WORK INSTRUCTIONS: Omit the pictures from the entries below and retype everything else exactly.

TASK MATERIAL:
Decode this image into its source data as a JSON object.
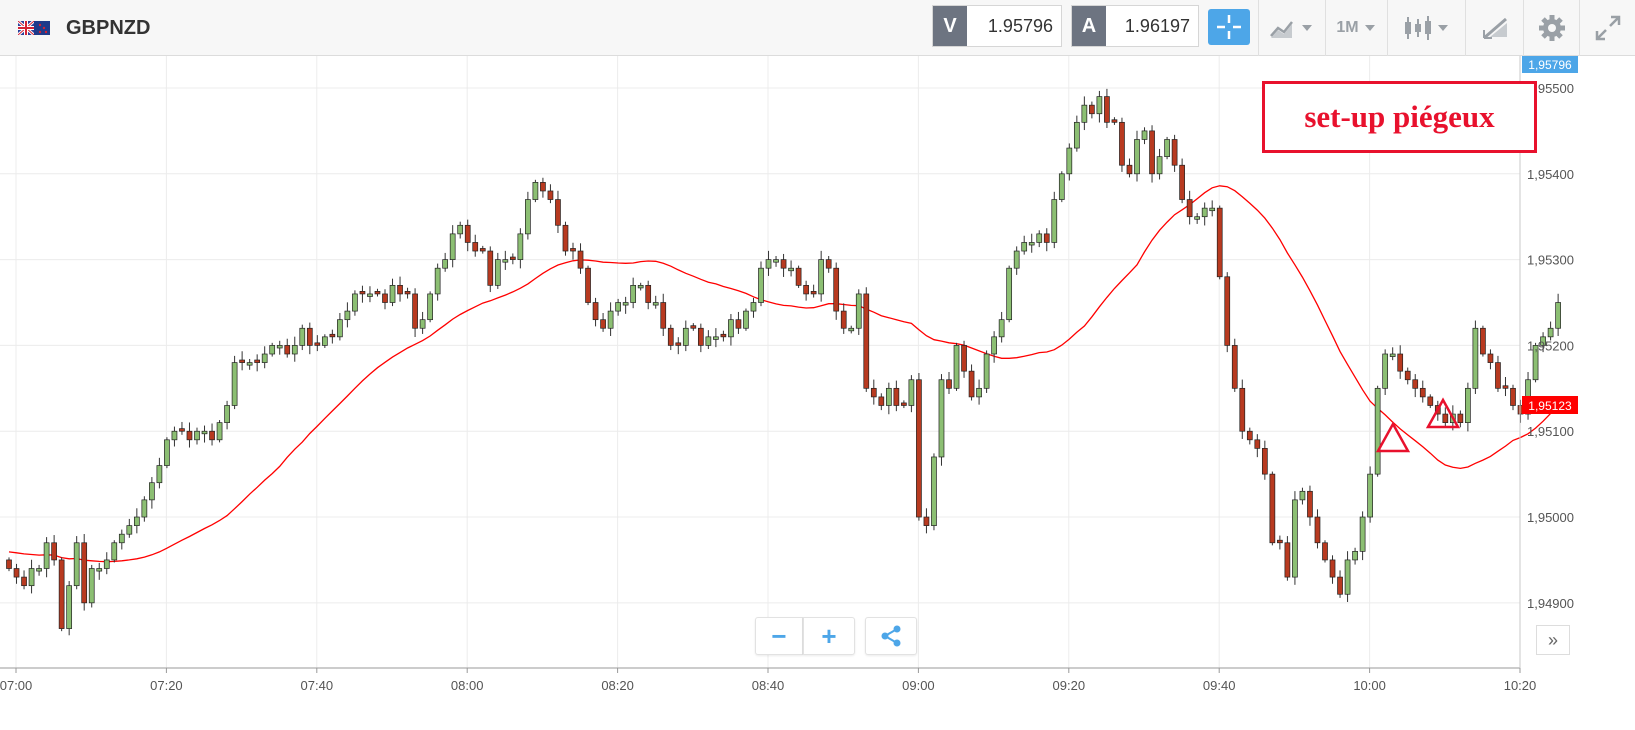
{
  "toolbar": {
    "flag_icon": "gb-nz-flag-icon",
    "symbol": "GBPNZD",
    "sell_tag": "V",
    "sell_price": "1.95796",
    "buy_tag": "A",
    "buy_price": "1.96197",
    "crosshair_icon": "crosshair-icon",
    "chart_type_icon": "line-chart-icon",
    "timeframe": "1M",
    "candles_icon": "candlestick-icon",
    "drawing_icon": "drawing-tools-icon",
    "settings_icon": "gear-icon",
    "fullscreen_icon": "expand-icon",
    "accent_color": "#4da6e8"
  },
  "annotation": {
    "text": "set-up piégeux",
    "color": "#e8112d"
  },
  "controls": {
    "zoom_out": "−",
    "zoom_in": "+",
    "share_icon": "share-icon",
    "panel_toggle": "»"
  },
  "chart_data": {
    "type": "candlestick",
    "timeframe": "1M",
    "xlabels": [
      "07:00",
      "07:20",
      "07:40",
      "08:00",
      "08:20",
      "08:40",
      "09:00",
      "09:20",
      "09:40",
      "10:00",
      "10:20"
    ],
    "yticks": [
      "1,95500",
      "1,95400",
      "1,95300",
      "1,95200",
      "1,95100",
      "1,95000",
      "1,94900"
    ],
    "ylim": [
      1.9484,
      1.9555
    ],
    "current_price_label": "1,95796",
    "current_price_color": "#4da6e8",
    "ma_price_label": "1,95123",
    "ma_price_color": "#ff0000",
    "up_color": "#8cbf73",
    "down_color": "#b83a20",
    "ma_color": "#ff0000",
    "grid": true,
    "markers": [
      {
        "shape": "triangle-outline",
        "time": "10:11",
        "price": 1.9508
      },
      {
        "shape": "triangle-outline",
        "time": "10:18",
        "price": 1.951
      }
    ],
    "candles_close": [
      1.9494,
      1.9493,
      1.9492,
      1.9494,
      1.9494,
      1.9497,
      1.9495,
      1.9487,
      1.9492,
      1.9497,
      1.949,
      1.9494,
      1.9494,
      1.9495,
      1.9497,
      1.9498,
      1.9499,
      1.95,
      1.9502,
      1.9504,
      1.9506,
      1.9509,
      1.951,
      1.951,
      1.9509,
      1.951,
      1.951,
      1.9509,
      1.9511,
      1.9513,
      1.9518,
      1.9518,
      1.9518,
      1.9518,
      1.9519,
      1.952,
      1.952,
      1.9519,
      1.952,
      1.9522,
      1.952,
      1.952,
      1.9521,
      1.9521,
      1.9523,
      1.9524,
      1.9526,
      1.9526,
      1.9526,
      1.9526,
      1.9525,
      1.9527,
      1.9526,
      1.9526,
      1.9522,
      1.9523,
      1.9526,
      1.9529,
      1.953,
      1.9533,
      1.9534,
      1.9532,
      1.9531,
      1.9531,
      1.9527,
      1.953,
      1.953,
      1.953,
      1.9533,
      1.9537,
      1.9539,
      1.9538,
      1.9537,
      1.9534,
      1.9531,
      1.9531,
      1.9529,
      1.9525,
      1.9523,
      1.9522,
      1.9524,
      1.9525,
      1.9525,
      1.9527,
      1.9527,
      1.9525,
      1.9525,
      1.9522,
      1.952,
      1.952,
      1.9522,
      1.9522,
      1.952,
      1.9521,
      1.9521,
      1.9521,
      1.9523,
      1.9522,
      1.9524,
      1.9525,
      1.9529,
      1.953,
      1.953,
      1.9529,
      1.9529,
      1.9527,
      1.9526,
      1.9526,
      1.953,
      1.9529,
      1.9524,
      1.9522,
      1.9522,
      1.9526,
      1.9515,
      1.9514,
      1.9513,
      1.9515,
      1.9513,
      1.9513,
      1.9516,
      1.95,
      1.9499,
      1.9507,
      1.9516,
      1.9515,
      1.952,
      1.9517,
      1.9514,
      1.9515,
      1.9519,
      1.9521,
      1.9523,
      1.9529,
      1.9531,
      1.9532,
      1.9532,
      1.9533,
      1.9532,
      1.9537,
      1.954,
      1.9543,
      1.9546,
      1.9548,
      1.9547,
      1.9549,
      1.9546,
      1.9546,
      1.9541,
      1.954,
      1.9544,
      1.9545,
      1.954,
      1.9542,
      1.9544,
      1.9541,
      1.9537,
      1.9535,
      1.9535,
      1.9536,
      1.9536,
      1.9528,
      1.952,
      1.9515,
      1.951,
      1.9509,
      1.9508,
      1.9505,
      1.9497,
      1.9497,
      1.9493,
      1.9502,
      1.9503,
      1.95,
      1.9497,
      1.9495,
      1.9493,
      1.9491,
      1.9495,
      1.9496,
      1.95,
      1.9505,
      1.9515,
      1.9519,
      1.9519,
      1.9517,
      1.9516,
      1.9515,
      1.9514,
      1.9513,
      1.9512,
      1.9511,
      1.9512,
      1.9511,
      1.9515,
      1.9522,
      1.9519,
      1.9518,
      1.9515,
      1.9515,
      1.9513,
      1.9512,
      1.9516,
      1.952,
      1.9521,
      1.9522,
      1.9525
    ]
  }
}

EXERCISE RESPONSE:
Decode this image into its source data as a JSON object.
{
  "toolbar": {
    "flag_icon": "gb-nz-flag-icon",
    "symbol": "GBPNZD",
    "sell_tag": "V",
    "sell_price": "1.95796",
    "buy_tag": "A",
    "buy_price": "1.96197",
    "crosshair_icon": "crosshair-icon",
    "chart_type_icon": "line-chart-icon",
    "timeframe": "1M",
    "candles_icon": "candlestick-icon",
    "drawing_icon": "drawing-tools-icon",
    "settings_icon": "gear-icon",
    "fullscreen_icon": "expand-icon",
    "accent_color": "#4da6e8"
  },
  "annotation": {
    "text": "set-up piégeux",
    "color": "#e8112d"
  },
  "controls": {
    "zoom_out": "−",
    "zoom_in": "+",
    "share_icon": "share-icon",
    "panel_toggle": "»"
  },
  "chart_data": {
    "type": "candlestick",
    "timeframe": "1M",
    "xlabels": [
      "07:00",
      "07:20",
      "07:40",
      "08:00",
      "08:20",
      "08:40",
      "09:00",
      "09:20",
      "09:40",
      "10:00",
      "10:20"
    ],
    "yticks": [
      "1,95500",
      "1,95400",
      "1,95300",
      "1,95200",
      "1,95100",
      "1,95000",
      "1,94900"
    ],
    "ylim": [
      1.9484,
      1.9555
    ],
    "current_price_label": "1,95796",
    "current_price_color": "#4da6e8",
    "ma_price_label": "1,95123",
    "ma_price_color": "#ff0000",
    "up_color": "#8cbf73",
    "down_color": "#b83a20",
    "ma_color": "#ff0000",
    "grid": true,
    "markers": [
      {
        "shape": "triangle-outline",
        "time": "10:11",
        "price": 1.9508
      },
      {
        "shape": "triangle-outline",
        "time": "10:18",
        "price": 1.951
      }
    ],
    "candles_close": [
      1.9494,
      1.9493,
      1.9492,
      1.9494,
      1.9494,
      1.9497,
      1.9495,
      1.9487,
      1.9492,
      1.9497,
      1.949,
      1.9494,
      1.9494,
      1.9495,
      1.9497,
      1.9498,
      1.9499,
      1.95,
      1.9502,
      1.9504,
      1.9506,
      1.9509,
      1.951,
      1.951,
      1.9509,
      1.951,
      1.951,
      1.9509,
      1.9511,
      1.9513,
      1.9518,
      1.9518,
      1.9518,
      1.9518,
      1.9519,
      1.952,
      1.952,
      1.9519,
      1.952,
      1.9522,
      1.952,
      1.952,
      1.9521,
      1.9521,
      1.9523,
      1.9524,
      1.9526,
      1.9526,
      1.9526,
      1.9526,
      1.9525,
      1.9527,
      1.9526,
      1.9526,
      1.9522,
      1.9523,
      1.9526,
      1.9529,
      1.953,
      1.9533,
      1.9534,
      1.9532,
      1.9531,
      1.9531,
      1.9527,
      1.953,
      1.953,
      1.953,
      1.9533,
      1.9537,
      1.9539,
      1.9538,
      1.9537,
      1.9534,
      1.9531,
      1.9531,
      1.9529,
      1.9525,
      1.9523,
      1.9522,
      1.9524,
      1.9525,
      1.9525,
      1.9527,
      1.9527,
      1.9525,
      1.9525,
      1.9522,
      1.952,
      1.952,
      1.9522,
      1.9522,
      1.952,
      1.9521,
      1.9521,
      1.9521,
      1.9523,
      1.9522,
      1.9524,
      1.9525,
      1.9529,
      1.953,
      1.953,
      1.9529,
      1.9529,
      1.9527,
      1.9526,
      1.9526,
      1.953,
      1.9529,
      1.9524,
      1.9522,
      1.9522,
      1.9526,
      1.9515,
      1.9514,
      1.9513,
      1.9515,
      1.9513,
      1.9513,
      1.9516,
      1.95,
      1.9499,
      1.9507,
      1.9516,
      1.9515,
      1.952,
      1.9517,
      1.9514,
      1.9515,
      1.9519,
      1.9521,
      1.9523,
      1.9529,
      1.9531,
      1.9532,
      1.9532,
      1.9533,
      1.9532,
      1.9537,
      1.954,
      1.9543,
      1.9546,
      1.9548,
      1.9547,
      1.9549,
      1.9546,
      1.9546,
      1.9541,
      1.954,
      1.9544,
      1.9545,
      1.954,
      1.9542,
      1.9544,
      1.9541,
      1.9537,
      1.9535,
      1.9535,
      1.9536,
      1.9536,
      1.9528,
      1.952,
      1.9515,
      1.951,
      1.9509,
      1.9508,
      1.9505,
      1.9497,
      1.9497,
      1.9493,
      1.9502,
      1.9503,
      1.95,
      1.9497,
      1.9495,
      1.9493,
      1.9491,
      1.9495,
      1.9496,
      1.95,
      1.9505,
      1.9515,
      1.9519,
      1.9519,
      1.9517,
      1.9516,
      1.9515,
      1.9514,
      1.9513,
      1.9512,
      1.9511,
      1.9512,
      1.9511,
      1.9515,
      1.9522,
      1.9519,
      1.9518,
      1.9515,
      1.9515,
      1.9513,
      1.9512,
      1.9516,
      1.952,
      1.9521,
      1.9522,
      1.9525
    ]
  }
}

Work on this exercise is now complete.